**WRITTEN EXERCISE:** Copy each line with the word "Probe" in it.
··· MATERIAL SUPPLIED ···
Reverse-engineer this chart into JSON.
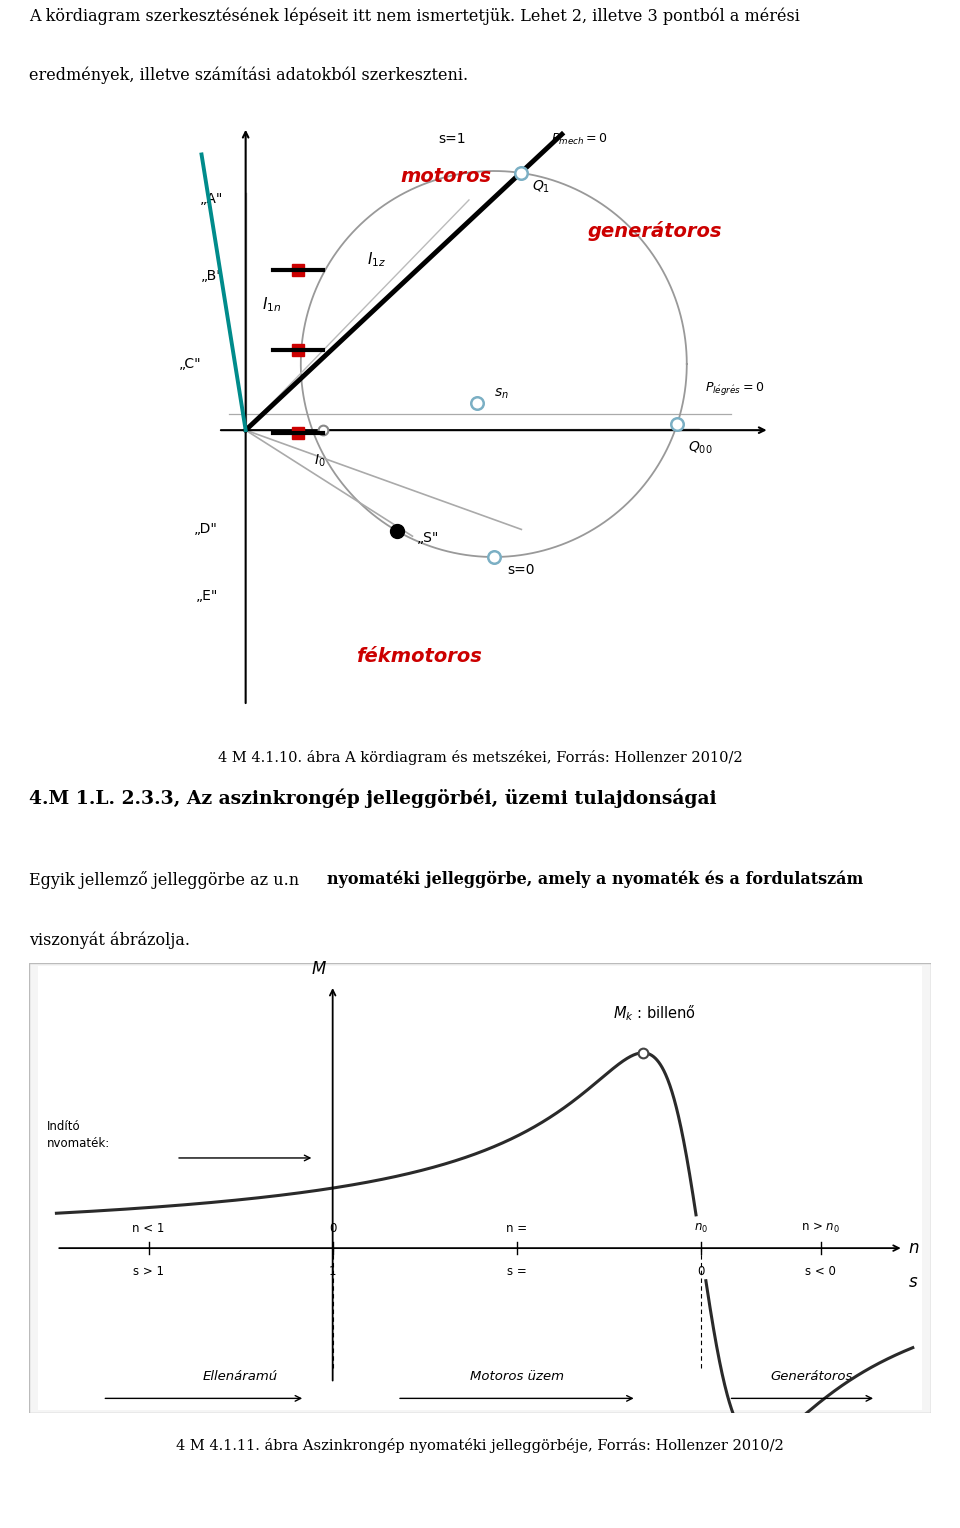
{
  "page_width": 9.6,
  "page_height": 15.28,
  "bg_color": "#ffffff",
  "text1": "A kördiagram szerkesztésének lépéseit itt nem ismertetjük. Lehet 2, illetve 3 pontból a mérési",
  "text2": "eredmények, illetve számítási adatokból szerkeszteni.",
  "caption1": "4 M 4.1.10. ábra A kördiagram és metszékei, Forrás: Hollenzer 2010/2",
  "section_title": "4.M 1.L. 2.3.3, Az aszinkrongép jelleggörbéi, üzemi tulajdonságai",
  "body_text_normal": "Egyik jellemző jelleggörbe az u.n ",
  "body_text_bold": "nyomatéki jelleggörbe, amely a nyomaték és a fordulatszám",
  "body_text_normal2": "viszonyát ábrázolja.",
  "caption2": "4 M 4.1.11. ábra Aszinkrongép nyomatéki jelleggörbéje, Forrás: Hollenzer 2010/2",
  "red_color": "#cc0000",
  "teal_color": "#008B8B",
  "gray_color": "#888888",
  "light_blue_marker": "#7BAFC4"
}
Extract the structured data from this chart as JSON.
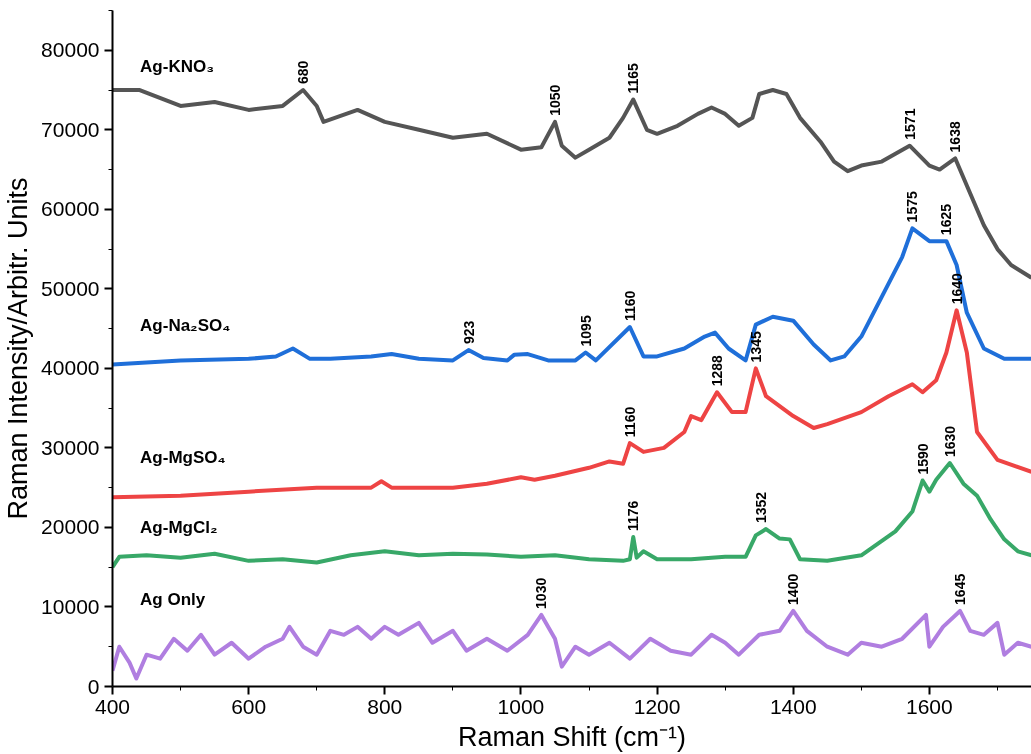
{
  "chart_data": {
    "type": "line",
    "xlabel": "Raman Shift (cm⁻¹)",
    "ylabel": "Raman Intensity/Arbitr. Units",
    "xlim": [
      400,
      1750
    ],
    "ylim": [
      0,
      85000
    ],
    "xticks": [
      400,
      600,
      800,
      1000,
      1200,
      1400,
      1600
    ],
    "yticks": [
      0,
      10000,
      20000,
      30000,
      40000,
      50000,
      60000,
      70000,
      80000
    ],
    "grid": false,
    "line_style": "solid",
    "marker": "none",
    "series": [
      {
        "name": "Ag-KNO₃",
        "color": "#555555",
        "x": [
          400,
          440,
          500,
          550,
          600,
          650,
          680,
          700,
          710,
          760,
          800,
          850,
          900,
          950,
          1000,
          1030,
          1050,
          1060,
          1080,
          1100,
          1130,
          1150,
          1165,
          1185,
          1200,
          1230,
          1260,
          1280,
          1300,
          1320,
          1340,
          1350,
          1370,
          1390,
          1410,
          1440,
          1460,
          1480,
          1500,
          1530,
          1571,
          1600,
          1615,
          1638,
          1660,
          1680,
          1700,
          1720,
          1750
        ],
        "values": [
          75000,
          75000,
          73000,
          73500,
          72500,
          73000,
          75000,
          73000,
          71000,
          72500,
          71000,
          70000,
          69000,
          69500,
          67500,
          67800,
          71000,
          68000,
          66500,
          67500,
          69000,
          71500,
          73800,
          70000,
          69500,
          70500,
          72000,
          72800,
          72000,
          70500,
          71500,
          74500,
          75000,
          74500,
          71500,
          68500,
          66000,
          64800,
          65500,
          66000,
          68000,
          65500,
          65000,
          66400,
          62000,
          58000,
          55000,
          53000,
          51400
        ]
      },
      {
        "name": "Ag-Na₂SO₄",
        "color": "#1f6fd9",
        "x": [
          400,
          500,
          600,
          640,
          665,
          690,
          720,
          780,
          810,
          850,
          900,
          923,
          945,
          980,
          990,
          1010,
          1040,
          1080,
          1095,
          1110,
          1160,
          1180,
          1200,
          1240,
          1270,
          1285,
          1305,
          1330,
          1345,
          1370,
          1400,
          1430,
          1455,
          1475,
          1500,
          1530,
          1560,
          1575,
          1600,
          1625,
          1640,
          1655,
          1680,
          1710,
          1750
        ],
        "values": [
          40500,
          41000,
          41200,
          41500,
          42500,
          41200,
          41200,
          41500,
          41800,
          41200,
          41000,
          42300,
          41300,
          41000,
          41700,
          41800,
          41000,
          41000,
          42000,
          41000,
          45200,
          41500,
          41500,
          42500,
          44000,
          44500,
          42500,
          41000,
          45500,
          46500,
          46000,
          43000,
          41000,
          41500,
          44000,
          49000,
          54000,
          57600,
          56000,
          56000,
          53000,
          47000,
          42500,
          41200,
          41200
        ]
      },
      {
        "name": "Ag-MgSO₄",
        "color": "#ee4444",
        "x": [
          400,
          500,
          600,
          700,
          780,
          795,
          810,
          900,
          950,
          1000,
          1020,
          1050,
          1100,
          1130,
          1150,
          1160,
          1180,
          1210,
          1240,
          1250,
          1265,
          1288,
          1310,
          1330,
          1345,
          1360,
          1400,
          1430,
          1450,
          1500,
          1540,
          1575,
          1590,
          1610,
          1625,
          1640,
          1655,
          1670,
          1700,
          1750
        ],
        "values": [
          23800,
          24000,
          24500,
          25000,
          25000,
          25800,
          25000,
          25000,
          25500,
          26300,
          26000,
          26500,
          27500,
          28300,
          28000,
          30600,
          29500,
          30000,
          32000,
          34000,
          33500,
          37000,
          34500,
          34500,
          40000,
          36500,
          34000,
          32500,
          33000,
          34500,
          36500,
          38000,
          37000,
          38500,
          42000,
          47300,
          42000,
          32000,
          28500,
          27000
        ]
      },
      {
        "name": "Ag-MgCl₂",
        "color": "#38a868",
        "x": [
          400,
          410,
          450,
          500,
          550,
          600,
          650,
          700,
          750,
          800,
          850,
          900,
          950,
          1000,
          1050,
          1100,
          1150,
          1160,
          1165,
          1170,
          1180,
          1200,
          1250,
          1300,
          1330,
          1345,
          1360,
          1380,
          1395,
          1410,
          1450,
          1500,
          1550,
          1575,
          1590,
          1600,
          1610,
          1630,
          1650,
          1670,
          1690,
          1710,
          1730,
          1750
        ],
        "values": [
          15000,
          16300,
          16500,
          16200,
          16700,
          15800,
          16000,
          15600,
          16500,
          17000,
          16500,
          16700,
          16600,
          16300,
          16500,
          16000,
          15800,
          16000,
          18800,
          16200,
          17000,
          16000,
          16000,
          16300,
          16300,
          19000,
          19800,
          18600,
          18500,
          16000,
          15800,
          16500,
          19500,
          22000,
          25900,
          24500,
          26000,
          28100,
          25500,
          24000,
          21000,
          18500,
          17000,
          16500
        ]
      },
      {
        "name": "Ag Only",
        "color": "#b07ee0",
        "x": [
          400,
          410,
          425,
          435,
          450,
          470,
          490,
          510,
          530,
          550,
          575,
          600,
          625,
          650,
          660,
          680,
          700,
          720,
          740,
          760,
          780,
          800,
          820,
          850,
          870,
          900,
          920,
          950,
          980,
          1010,
          1030,
          1050,
          1060,
          1080,
          1100,
          1130,
          1160,
          1190,
          1220,
          1250,
          1280,
          1300,
          1320,
          1350,
          1380,
          1400,
          1420,
          1450,
          1480,
          1500,
          1530,
          1560,
          1595,
          1600,
          1620,
          1645,
          1660,
          1680,
          1700,
          1710,
          1730,
          1750
        ],
        "values": [
          2000,
          5000,
          3000,
          1000,
          4000,
          3500,
          6000,
          4500,
          6500,
          4000,
          5500,
          3500,
          5000,
          6000,
          7500,
          5000,
          4000,
          7000,
          6500,
          7500,
          6000,
          7500,
          6500,
          8000,
          5500,
          7000,
          4500,
          6000,
          4500,
          6500,
          9000,
          6000,
          2500,
          5000,
          4000,
          5500,
          3500,
          6000,
          4500,
          4000,
          6500,
          5500,
          4000,
          6500,
          7000,
          9500,
          7000,
          5000,
          4000,
          5500,
          5000,
          6000,
          9000,
          5000,
          7500,
          9500,
          7000,
          6500,
          8000,
          4000,
          5500,
          5000
        ]
      }
    ],
    "annotations": [
      {
        "text": "680",
        "x": 680,
        "y": 75000
      },
      {
        "text": "1050",
        "x": 1050,
        "y": 71000
      },
      {
        "text": "1165",
        "x": 1165,
        "y": 73800
      },
      {
        "text": "1571",
        "x": 1571,
        "y": 68000
      },
      {
        "text": "1638",
        "x": 1638,
        "y": 66400
      },
      {
        "text": "923",
        "x": 923,
        "y": 42300
      },
      {
        "text": "1095",
        "x": 1095,
        "y": 42000
      },
      {
        "text": "1160",
        "x": 1160,
        "y": 45200
      },
      {
        "text": "1575",
        "x": 1575,
        "y": 57600
      },
      {
        "text": "1625",
        "x": 1625,
        "y": 56000
      },
      {
        "text": "1288",
        "x": 1288,
        "y": 37000
      },
      {
        "text": "1345",
        "x": 1345,
        "y": 40000
      },
      {
        "text": "1640",
        "x": 1640,
        "y": 47300
      },
      {
        "text": "1160",
        "x": 1160,
        "y": 30600
      },
      {
        "text": "1176",
        "x": 1165,
        "y": 18800
      },
      {
        "text": "1352",
        "x": 1352,
        "y": 19800
      },
      {
        "text": "1590",
        "x": 1590,
        "y": 25900
      },
      {
        "text": "1630",
        "x": 1630,
        "y": 28100
      },
      {
        "text": "1030",
        "x": 1030,
        "y": 9000
      },
      {
        "text": "1400",
        "x": 1400,
        "y": 9500
      },
      {
        "text": "1645",
        "x": 1645,
        "y": 9500
      }
    ]
  }
}
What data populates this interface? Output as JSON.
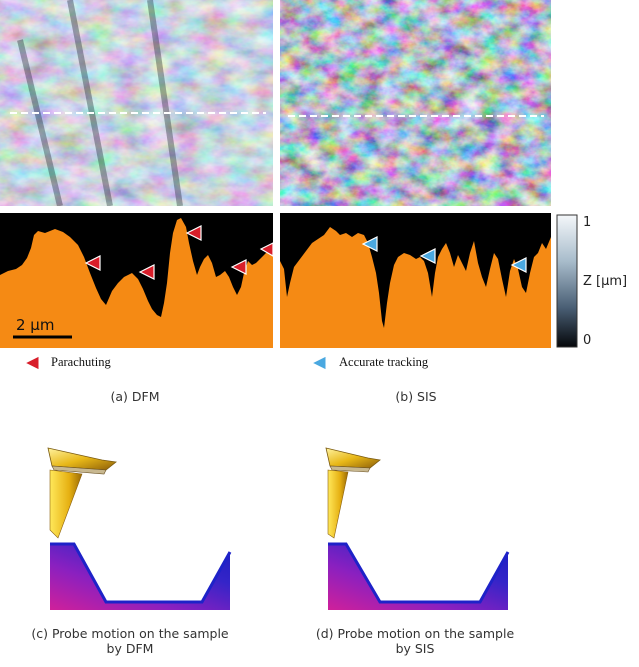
{
  "figure": {
    "colorbar": {
      "max_label": "1",
      "min_label": "0",
      "axis_label": "Z [µm]"
    },
    "scale_bar_label": "2 µm",
    "legend": {
      "parachuting": "Parachuting",
      "accurate_tracking": "Accurate tracking"
    },
    "captions": {
      "a": "(a)  DFM",
      "b": "(b)  SIS",
      "c_line1": "(c)  Probe motion on the sample",
      "c_line2": "by DFM",
      "d_line1": "(d)  Probe motion on the sample",
      "d_line2": "by SIS"
    },
    "colors": {
      "profile_fill": "#f58a14",
      "parachuting_marker": "#d81e2a",
      "tracking_marker": "#4aa8e0",
      "sample_blue": "#1e22c8"
    }
  }
}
···
**EXERCISE OUTPUT:**
      "c_line1": "(c)  Probe motion on the sample",
      "d_line1": "(d)  Probe motion on the sample",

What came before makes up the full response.